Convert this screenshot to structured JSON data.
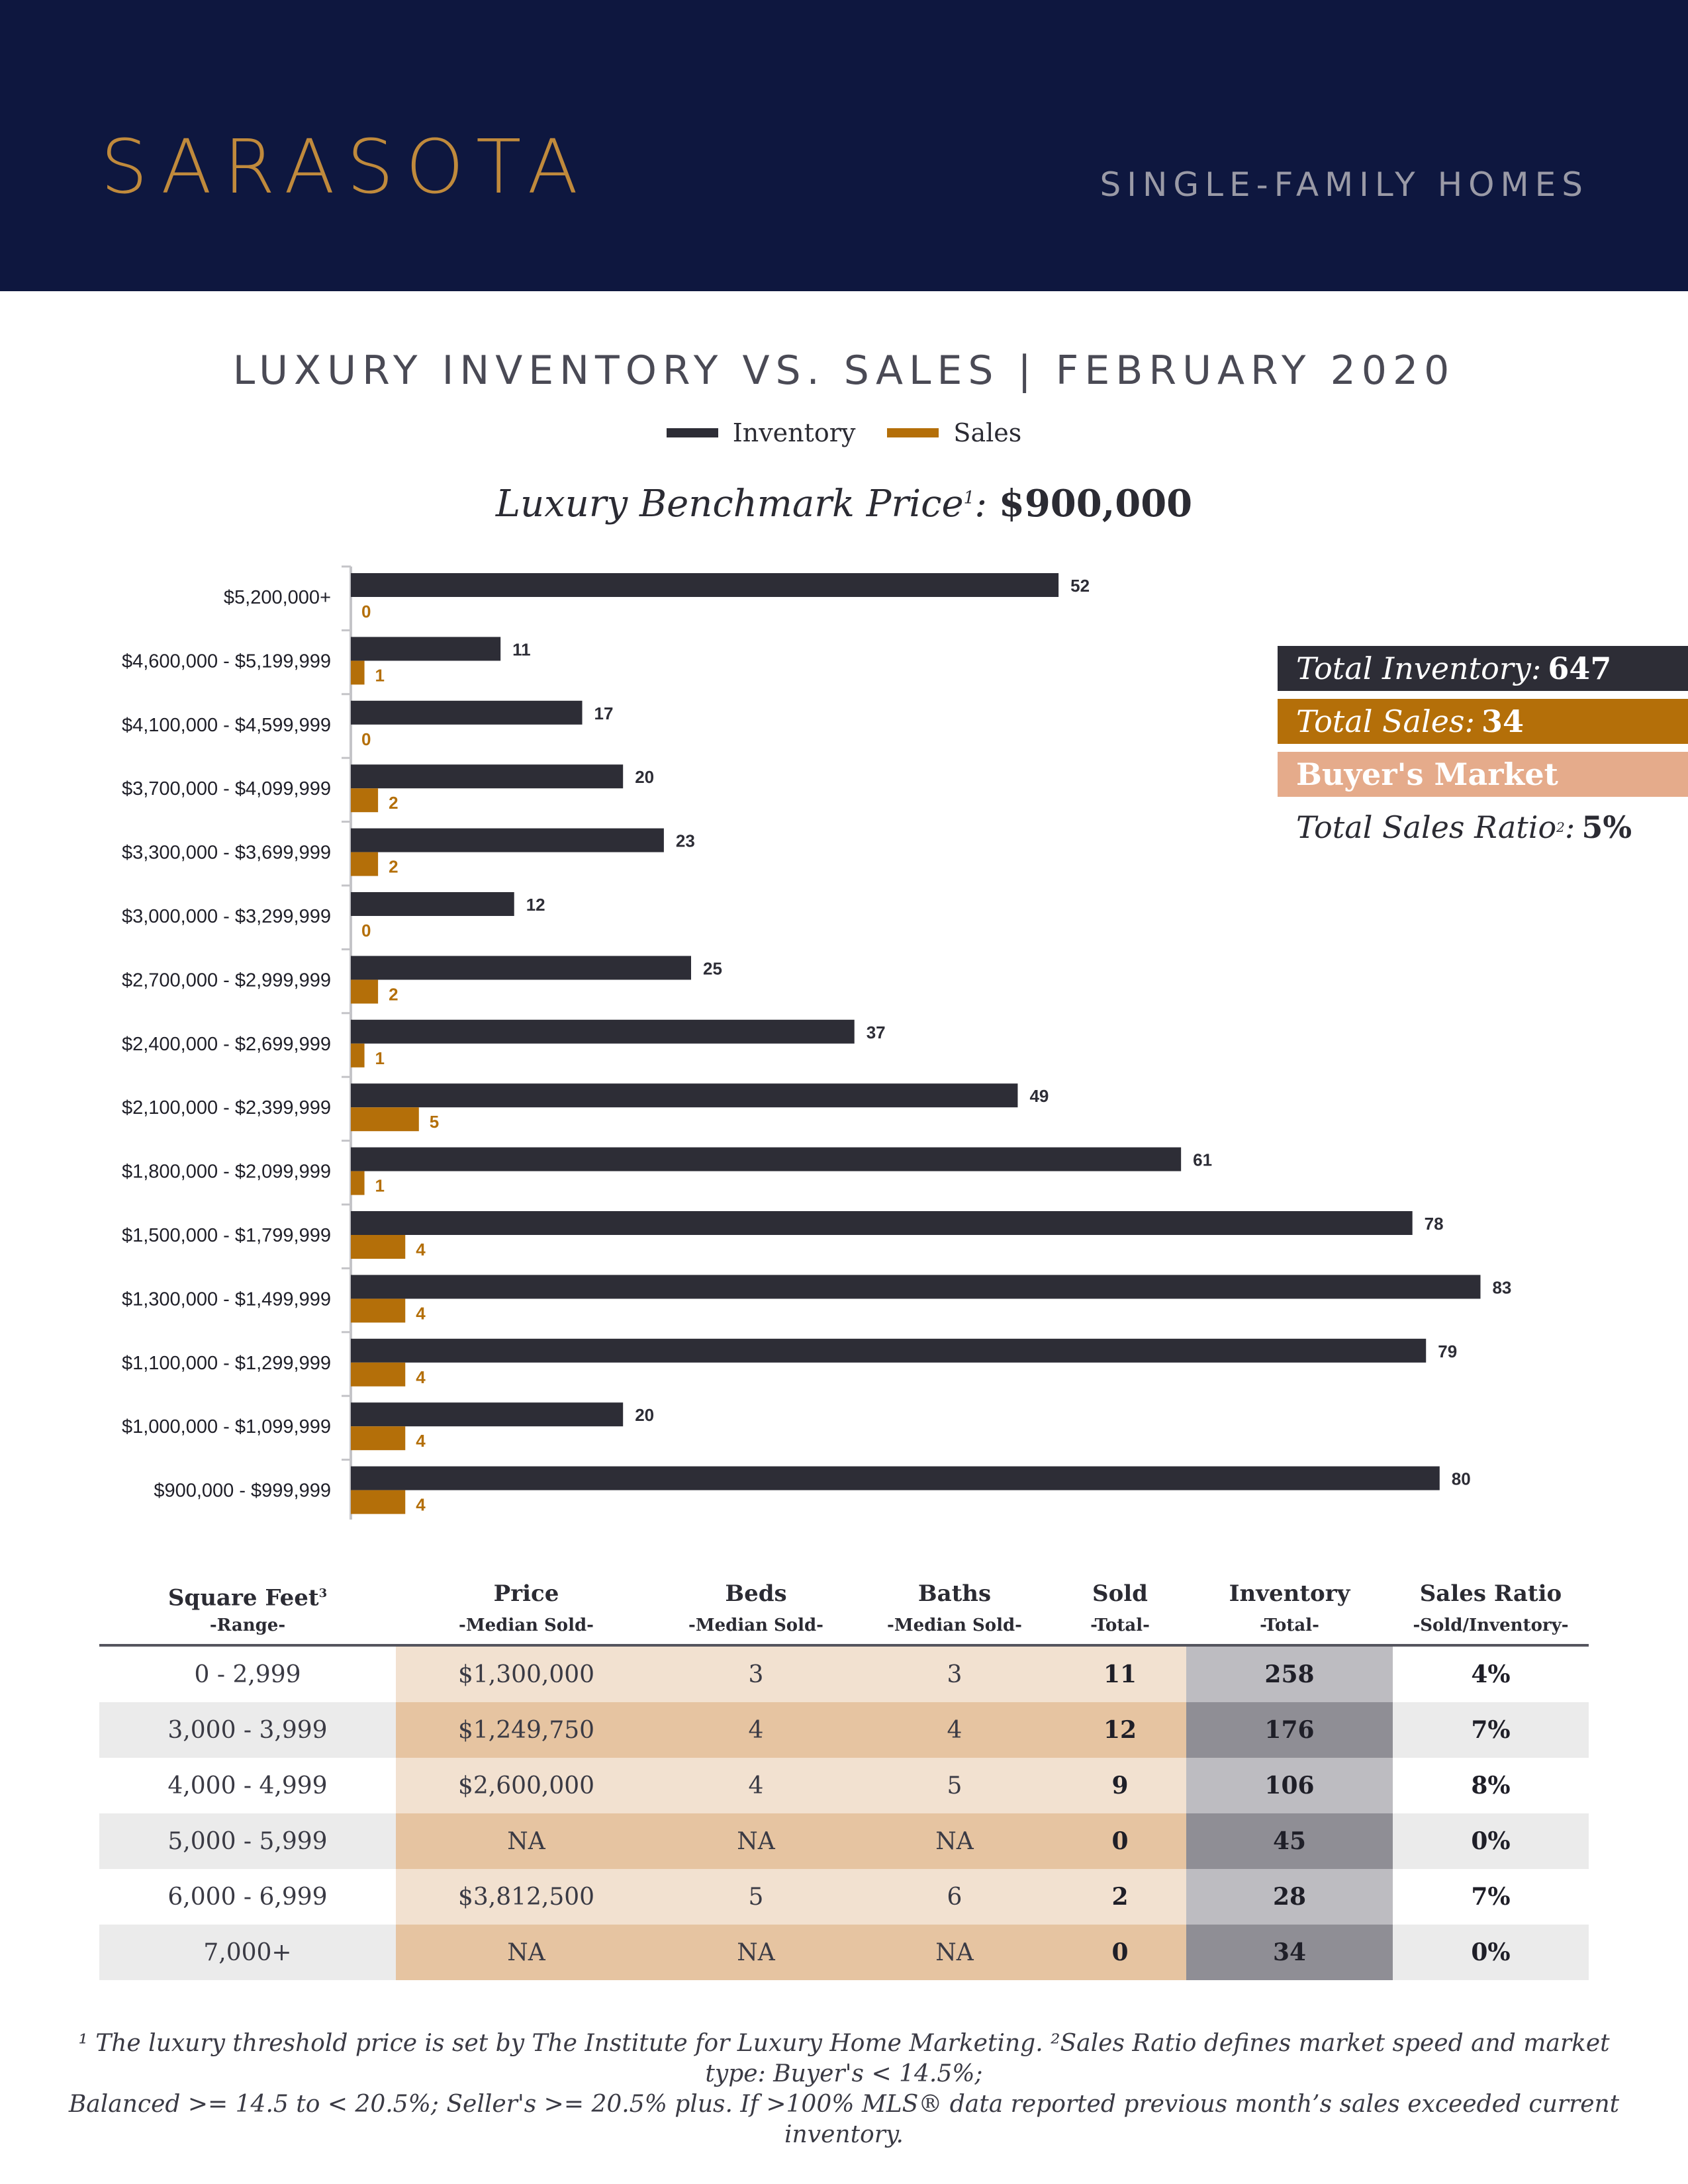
{
  "header": {
    "city": "SARASOTA",
    "subtitle": "SINGLE-FAMILY HOMES"
  },
  "chart_title": "LUXURY INVENTORY VS. SALES | FEBRUARY 2020",
  "benchmark": {
    "label": "Luxury Benchmark Price",
    "sup": "1",
    "colon": ":",
    "value": "$900,000"
  },
  "colors": {
    "header_bg": "#0e173f",
    "inventory": "#2d2d36",
    "sales": "#b46f09",
    "market": "#e5ab8b",
    "accent": "#c08a3c"
  },
  "summary": {
    "inventory_label": "Total Inventory:",
    "inventory_value": "647",
    "sales_label": "Total Sales:",
    "sales_value": "34",
    "market_label": "Buyer's Market",
    "ratio_label": "Total Sales Ratio",
    "ratio_sup": "2",
    "ratio_colon": ":",
    "ratio_value": "5%"
  },
  "chart_data": {
    "type": "bar",
    "orientation": "horizontal",
    "categories": [
      "$5,200,000+",
      "$4,600,000 - $5,199,999",
      "$4,100,000 - $4,599,999",
      "$3,700,000 - $4,099,999",
      "$3,300,000 - $3,699,999",
      "$3,000,000 - $3,299,999",
      "$2,700,000 - $2,999,999",
      "$2,400,000 - $2,699,999",
      "$2,100,000 - $2,399,999",
      "$1,800,000 - $2,099,999",
      "$1,500,000 - $1,799,999",
      "$1,300,000 - $1,499,999",
      "$1,100,000 - $1,299,999",
      "$1,000,000 - $1,099,999",
      "$900,000 - $999,999"
    ],
    "series": [
      {
        "name": "Inventory",
        "color": "#2d2d36",
        "values": [
          52,
          11,
          17,
          20,
          23,
          12,
          25,
          37,
          49,
          61,
          78,
          83,
          79,
          20,
          80
        ]
      },
      {
        "name": "Sales",
        "color": "#b46f09",
        "values": [
          0,
          1,
          0,
          2,
          2,
          0,
          2,
          1,
          5,
          1,
          4,
          4,
          4,
          4,
          4
        ]
      }
    ],
    "legend": "top-center",
    "grid": false
  },
  "table": {
    "headers": [
      {
        "title": "Square Feet",
        "sup": "3",
        "sub": "-Range-"
      },
      {
        "title": "Price",
        "sup": "",
        "sub": "-Median Sold-"
      },
      {
        "title": "Beds",
        "sup": "",
        "sub": "-Median Sold-"
      },
      {
        "title": "Baths",
        "sup": "",
        "sub": "-Median Sold-"
      },
      {
        "title": "Sold",
        "sup": "",
        "sub": "-Total-"
      },
      {
        "title": "Inventory",
        "sup": "",
        "sub": "-Total-"
      },
      {
        "title": "Sales Ratio",
        "sup": "",
        "sub": "-Sold/Inventory-"
      }
    ],
    "rows": [
      [
        "0 - 2,999",
        "$1,300,000",
        "3",
        "3",
        "11",
        "258",
        "4%"
      ],
      [
        "3,000 - 3,999",
        "$1,249,750",
        "4",
        "4",
        "12",
        "176",
        "7%"
      ],
      [
        "4,000 - 4,999",
        "$2,600,000",
        "4",
        "5",
        "9",
        "106",
        "8%"
      ],
      [
        "5,000 - 5,999",
        "NA",
        "NA",
        "NA",
        "0",
        "45",
        "0%"
      ],
      [
        "6,000 - 6,999",
        "$3,812,500",
        "5",
        "6",
        "2",
        "28",
        "7%"
      ],
      [
        "7,000+",
        "NA",
        "NA",
        "NA",
        "0",
        "34",
        "0%"
      ]
    ]
  },
  "footnote": {
    "line1": "¹ The luxury threshold price is set by The Institute for Luxury Home Marketing. ²Sales Ratio defines market speed and market type: Buyer's < 14.5%;",
    "line2": "Balanced >= 14.5 to < 20.5%; Seller's >= 20.5% plus. If >100% MLS® data reported previous month’s sales exceeded current inventory."
  }
}
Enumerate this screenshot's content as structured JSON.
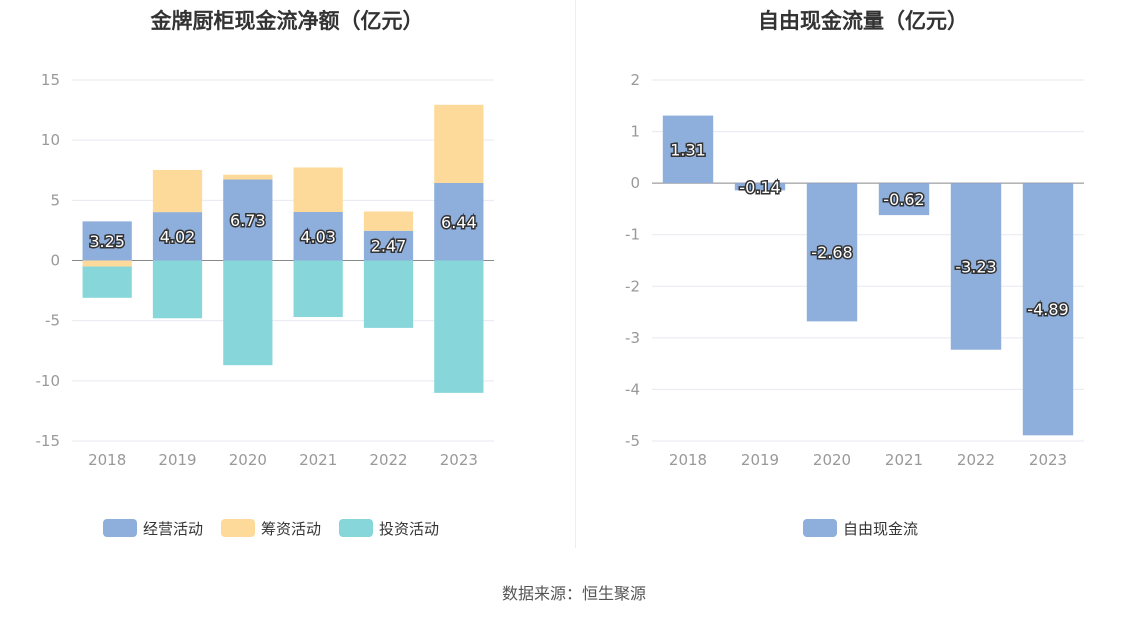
{
  "charts": [
    {
      "title": "金牌厨柜现金流净额（亿元）",
      "chart_data": {
        "type": "bar",
        "stacked": true,
        "categories": [
          "2018",
          "2019",
          "2020",
          "2021",
          "2022",
          "2023"
        ],
        "series": [
          {
            "name": "经营活动",
            "color": "#8eaedc",
            "values": [
              3.25,
              4.02,
              6.73,
              4.03,
              2.47,
              6.44
            ]
          },
          {
            "name": "筹资活动",
            "color": "#fdd99a",
            "values": [
              -0.5,
              3.5,
              0.4,
              3.7,
              1.6,
              6.5
            ]
          },
          {
            "name": "投资活动",
            "color": "#87d6da",
            "values": [
              -2.6,
              -4.8,
              -8.7,
              -4.7,
              -5.6,
              -11.0
            ]
          }
        ],
        "data_labels": [
          "3.25",
          "4.02",
          "6.73",
          "4.03",
          "2.47",
          "6.44"
        ],
        "ylim": [
          -15,
          15
        ],
        "yticks": [
          "15",
          "10",
          "5",
          "0",
          "-5",
          "-10",
          "-15"
        ],
        "grid": true,
        "legend": "bottom"
      }
    },
    {
      "title": "自由现金流量（亿元）",
      "chart_data": {
        "type": "bar",
        "categories": [
          "2018",
          "2019",
          "2020",
          "2021",
          "2022",
          "2023"
        ],
        "series": [
          {
            "name": "自由现金流",
            "color": "#8eaedc",
            "values": [
              1.31,
              -0.14,
              -2.68,
              -0.62,
              -3.23,
              -4.89
            ]
          }
        ],
        "data_labels": [
          "1.31",
          "-0.14",
          "-2.68",
          "-0.62",
          "-3.23",
          "-4.89"
        ],
        "ylim": [
          -5,
          2
        ],
        "yticks": [
          "2",
          "1",
          "0",
          "-1",
          "-2",
          "-3",
          "-4",
          "-5"
        ],
        "grid": true,
        "legend": "bottom"
      }
    }
  ],
  "source": "数据来源：恒生聚源"
}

EXERCISE INSTRUCTIONS: Report each line of the material above where the word "Total" appears.

TASK ANSWER:
    "inventory_label": "Total Inventory:",
    "sales_label": "Total Sales:",
    "ratio_label": "Total Sales Ratio",
        "sub": "-Total-"
        "sub": "-Total-"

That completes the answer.